> **Exercise brief**: Find the lines below that contain the word "learned" and count them. Only the number should be given.

> **Stored entries**:
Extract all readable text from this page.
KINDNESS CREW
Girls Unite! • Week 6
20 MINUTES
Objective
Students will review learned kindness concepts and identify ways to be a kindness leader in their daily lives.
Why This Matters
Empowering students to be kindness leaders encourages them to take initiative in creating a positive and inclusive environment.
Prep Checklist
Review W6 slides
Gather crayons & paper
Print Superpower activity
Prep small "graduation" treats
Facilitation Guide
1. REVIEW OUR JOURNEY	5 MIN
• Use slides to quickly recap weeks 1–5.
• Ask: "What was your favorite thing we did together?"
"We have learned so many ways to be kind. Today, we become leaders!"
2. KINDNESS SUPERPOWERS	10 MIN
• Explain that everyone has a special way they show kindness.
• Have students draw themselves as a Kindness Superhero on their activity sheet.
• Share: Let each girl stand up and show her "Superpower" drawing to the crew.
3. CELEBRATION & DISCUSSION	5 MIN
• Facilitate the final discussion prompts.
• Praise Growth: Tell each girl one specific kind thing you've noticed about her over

> **Problem solution**: 2